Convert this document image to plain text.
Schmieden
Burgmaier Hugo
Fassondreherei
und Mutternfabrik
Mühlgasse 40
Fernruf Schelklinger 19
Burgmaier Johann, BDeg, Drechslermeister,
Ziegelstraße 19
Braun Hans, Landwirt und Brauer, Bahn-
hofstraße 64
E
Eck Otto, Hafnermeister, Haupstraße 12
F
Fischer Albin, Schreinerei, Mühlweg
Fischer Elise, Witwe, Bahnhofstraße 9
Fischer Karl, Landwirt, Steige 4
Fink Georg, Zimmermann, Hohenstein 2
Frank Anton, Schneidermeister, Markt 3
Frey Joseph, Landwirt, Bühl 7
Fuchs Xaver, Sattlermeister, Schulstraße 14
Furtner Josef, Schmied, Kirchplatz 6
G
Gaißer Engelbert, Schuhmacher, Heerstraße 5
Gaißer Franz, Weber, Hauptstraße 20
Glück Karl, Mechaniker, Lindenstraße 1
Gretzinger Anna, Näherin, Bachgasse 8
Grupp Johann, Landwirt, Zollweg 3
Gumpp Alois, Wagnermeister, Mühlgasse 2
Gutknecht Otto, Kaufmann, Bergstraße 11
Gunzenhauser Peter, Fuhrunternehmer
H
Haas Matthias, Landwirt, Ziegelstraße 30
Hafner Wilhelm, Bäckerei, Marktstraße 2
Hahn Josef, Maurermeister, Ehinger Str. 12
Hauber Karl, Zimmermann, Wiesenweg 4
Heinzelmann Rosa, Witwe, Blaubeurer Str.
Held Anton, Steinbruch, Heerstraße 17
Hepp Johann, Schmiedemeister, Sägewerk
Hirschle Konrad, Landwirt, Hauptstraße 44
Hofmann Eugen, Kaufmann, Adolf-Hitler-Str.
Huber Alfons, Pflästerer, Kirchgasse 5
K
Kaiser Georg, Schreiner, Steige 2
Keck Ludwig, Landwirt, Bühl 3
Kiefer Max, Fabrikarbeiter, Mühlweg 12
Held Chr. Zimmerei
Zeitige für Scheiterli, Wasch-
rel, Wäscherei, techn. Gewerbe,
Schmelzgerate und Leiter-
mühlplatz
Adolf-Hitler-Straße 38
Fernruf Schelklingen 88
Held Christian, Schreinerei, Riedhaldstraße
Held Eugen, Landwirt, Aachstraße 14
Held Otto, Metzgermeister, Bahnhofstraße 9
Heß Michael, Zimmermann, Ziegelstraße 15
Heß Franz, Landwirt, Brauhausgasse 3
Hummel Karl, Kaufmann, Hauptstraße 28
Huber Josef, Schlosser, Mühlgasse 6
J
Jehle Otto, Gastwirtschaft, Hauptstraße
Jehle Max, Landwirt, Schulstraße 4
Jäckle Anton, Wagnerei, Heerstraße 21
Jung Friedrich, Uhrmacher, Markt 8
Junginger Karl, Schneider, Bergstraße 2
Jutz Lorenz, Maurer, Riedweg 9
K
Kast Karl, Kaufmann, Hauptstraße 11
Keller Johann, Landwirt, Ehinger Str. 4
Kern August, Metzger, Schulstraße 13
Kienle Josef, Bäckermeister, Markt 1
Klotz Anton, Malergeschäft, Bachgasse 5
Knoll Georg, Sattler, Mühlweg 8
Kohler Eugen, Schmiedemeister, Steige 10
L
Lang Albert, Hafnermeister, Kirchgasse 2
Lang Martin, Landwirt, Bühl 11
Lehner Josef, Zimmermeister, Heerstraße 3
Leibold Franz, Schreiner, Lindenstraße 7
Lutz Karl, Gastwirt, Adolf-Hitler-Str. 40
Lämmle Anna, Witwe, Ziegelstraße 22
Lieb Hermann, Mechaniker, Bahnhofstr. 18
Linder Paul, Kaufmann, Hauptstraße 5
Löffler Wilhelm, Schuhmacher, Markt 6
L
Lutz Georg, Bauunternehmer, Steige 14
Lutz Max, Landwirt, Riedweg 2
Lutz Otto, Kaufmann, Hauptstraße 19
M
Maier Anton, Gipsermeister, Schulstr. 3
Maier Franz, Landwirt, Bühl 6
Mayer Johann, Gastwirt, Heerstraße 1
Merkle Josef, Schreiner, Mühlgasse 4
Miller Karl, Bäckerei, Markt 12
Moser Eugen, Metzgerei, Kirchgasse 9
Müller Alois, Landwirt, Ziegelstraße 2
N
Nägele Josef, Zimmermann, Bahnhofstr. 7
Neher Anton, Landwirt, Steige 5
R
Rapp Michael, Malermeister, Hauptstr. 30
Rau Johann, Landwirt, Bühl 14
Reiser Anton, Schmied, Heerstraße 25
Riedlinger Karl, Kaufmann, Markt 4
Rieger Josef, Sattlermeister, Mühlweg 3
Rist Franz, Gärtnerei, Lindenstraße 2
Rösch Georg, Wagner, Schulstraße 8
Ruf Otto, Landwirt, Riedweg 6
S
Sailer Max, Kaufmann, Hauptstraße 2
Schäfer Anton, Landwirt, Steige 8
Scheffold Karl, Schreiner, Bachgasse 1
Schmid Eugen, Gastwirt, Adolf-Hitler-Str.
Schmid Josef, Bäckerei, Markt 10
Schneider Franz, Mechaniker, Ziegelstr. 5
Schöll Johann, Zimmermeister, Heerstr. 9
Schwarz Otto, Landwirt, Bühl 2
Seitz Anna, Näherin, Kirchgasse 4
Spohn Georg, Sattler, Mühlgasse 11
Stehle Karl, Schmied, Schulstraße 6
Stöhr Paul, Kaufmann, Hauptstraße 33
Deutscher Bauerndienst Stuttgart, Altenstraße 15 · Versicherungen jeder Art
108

**REQUIRED WORK**: Take the lines above and print them exactly.

**TASK RESULT**:
Convert this document image to plain text.
Schmieden
Burgmaier Hugo
Fassondreherei
und Mutternfabrik
Mühlgasse 40
Fernruf Schelklinger 19
Burgmaier Johann, BDeg, Drechslermeister,
Ziegelstraße 19
Braun Hans, Landwirt und Brauer, Bahn-
hofstraße 64
E
Eck Otto, Hafnermeister, Haupstraße 12
F
Fischer Albin, Schreinerei, Mühlweg
Fischer Elise, Witwe, Bahnhofstraße 9
Fischer Karl, Landwirt, Steige 4
Fink Georg, Zimmermann, Hohenstein 2
Frank Anton, Schneidermeister, Markt 3
Frey Joseph, Landwirt, Bühl 7
Fuchs Xaver, Sattlermeister, Schulstraße 14
Furtner Josef, Schmied, Kirchplatz 6
G
Gaißer Engelbert, Schuhmacher, Heerstraße 5
Gaißer Franz, Weber, Hauptstraße 20
Glück Karl, Mechaniker, Lindenstraße 1
Gretzinger Anna, Näherin, Bachgasse 8
Grupp Johann, Landwirt, Zollweg 3
Gumpp Alois, Wagnermeister, Mühlgasse 2
Gutknecht Otto, Kaufmann, Bergstraße 11
Gunzenhauser Peter, Fuhrunternehmer
H
Haas Matthias, Landwirt, Ziegelstraße 30
Hafner Wilhelm, Bäckerei, Marktstraße 2
Hahn Josef, Maurermeister, Ehinger Str. 12
Hauber Karl, Zimmermann, Wiesenweg 4
Heinzelmann Rosa, Witwe, Blaubeurer Str.
Held Anton, Steinbruch, Heerstraße 17
Hepp Johann, Schmiedemeister, Sägewerk
Hirschle Konrad, Landwirt, Hauptstraße 44
Hofmann Eugen, Kaufmann, Adolf-Hitler-Str.
Huber Alfons, Pflästerer, Kirchgasse 5
K
Kaiser Georg, Schreiner, Steige 2
Keck Ludwig, Landwirt, Bühl 3
Kiefer Max, Fabrikarbeiter, Mühlweg 12
Held Chr. Zimmerei
Zeitige für Scheiterli, Wasch-
rel, Wäscherei, techn. Gewerbe,
Schmelzgerate und Leiter-
mühlplatz
Adolf-Hitler-Straße 38
Fernruf Schelklingen 88
Held Christian, Schreinerei, Riedhaldstraße
Held Eugen, Landwirt, Aachstraße 14
Held Otto, Metzgermeister, Bahnhofstraße 9
Heß Michael, Zimmermann, Ziegelstraße 15
Heß Franz, Landwirt, Brauhausgasse 3
Hummel Karl, Kaufmann, Hauptstraße 28
Huber Josef, Schlosser, Mühlgasse 6
J
Jehle Otto, Gastwirtschaft, Hauptstraße
Jehle Max, Landwirt, Schulstraße 4
Jäckle Anton, Wagnerei, Heerstraße 21
Jung Friedrich, Uhrmacher, Markt 8
Junginger Karl, Schneider, Bergstraße 2
Jutz Lorenz, Maurer, Riedweg 9
K
Kast Karl, Kaufmann, Hauptstraße 11
Keller Johann, Landwirt, Ehinger Str. 4
Kern August, Metzger, Schulstraße 13
Kienle Josef, Bäckermeister, Markt 1
Klotz Anton, Malergeschäft, Bachgasse 5
Knoll Georg, Sattler, Mühlweg 8
Kohler Eugen, Schmiedemeister, Steige 10
L
Lang Albert, Hafnermeister, Kirchgasse 2
Lang Martin, Landwirt, Bühl 11
Lehner Josef, Zimmermeister, Heerstraße 3
Leibold Franz, Schreiner, Lindenstraße 7
Lutz Karl, Gastwirt, Adolf-Hitler-Str. 40
Lämmle Anna, Witwe, Ziegelstraße 22
Lieb Hermann, Mechaniker, Bahnhofstr. 18
Linder Paul, Kaufmann, Hauptstraße 5
Löffler Wilhelm, Schuhmacher, Markt 6
L
Lutz Georg, Bauunternehmer, Steige 14
Lutz Max, Landwirt, Riedweg 2
Lutz Otto, Kaufmann, Hauptstraße 19
M
Maier Anton, Gipsermeister, Schulstr. 3
Maier Franz, Landwirt, Bühl 6
Mayer Johann, Gastwirt, Heerstraße 1
Merkle Josef, Schreiner, Mühlgasse 4
Miller Karl, Bäckerei, Markt 12
Moser Eugen, Metzgerei, Kirchgasse 9
Müller Alois, Landwirt, Ziegelstraße 2
N
Nägele Josef, Zimmermann, Bahnhofstr. 7
Neher Anton, Landwirt, Steige 5
R
Rapp Michael, Malermeister, Hauptstr. 30
Rau Johann, Landwirt, Bühl 14
Reiser Anton, Schmied, Heerstraße 25
Riedlinger Karl, Kaufmann, Markt 4
Rieger Josef, Sattlermeister, Mühlweg 3
Rist Franz, Gärtnerei, Lindenstraße 2
Rösch Georg, Wagner, Schulstraße 8
Ruf Otto, Landwirt, Riedweg 6
S
Sailer Max, Kaufmann, Hauptstraße 2
Schäfer Anton, Landwirt, Steige 8
Scheffold Karl, Schreiner, Bachgasse 1
Schmid Eugen, Gastwirt, Adolf-Hitler-Str.
Schmid Josef, Bäckerei, Markt 10
Schneider Franz, Mechaniker, Ziegelstr. 5
Schöll Johann, Zimmermeister, Heerstr. 9
Schwarz Otto, Landwirt, Bühl 2
Seitz Anna, Näherin, Kirchgasse 4
Spohn Georg, Sattler, Mühlgasse 11
Stehle Karl, Schmied, Schulstraße 6
Stöhr Paul, Kaufmann, Hauptstraße 33
Deutscher Bauerndienst Stuttgart, Altenstraße 15 · Versicherungen jeder Art
108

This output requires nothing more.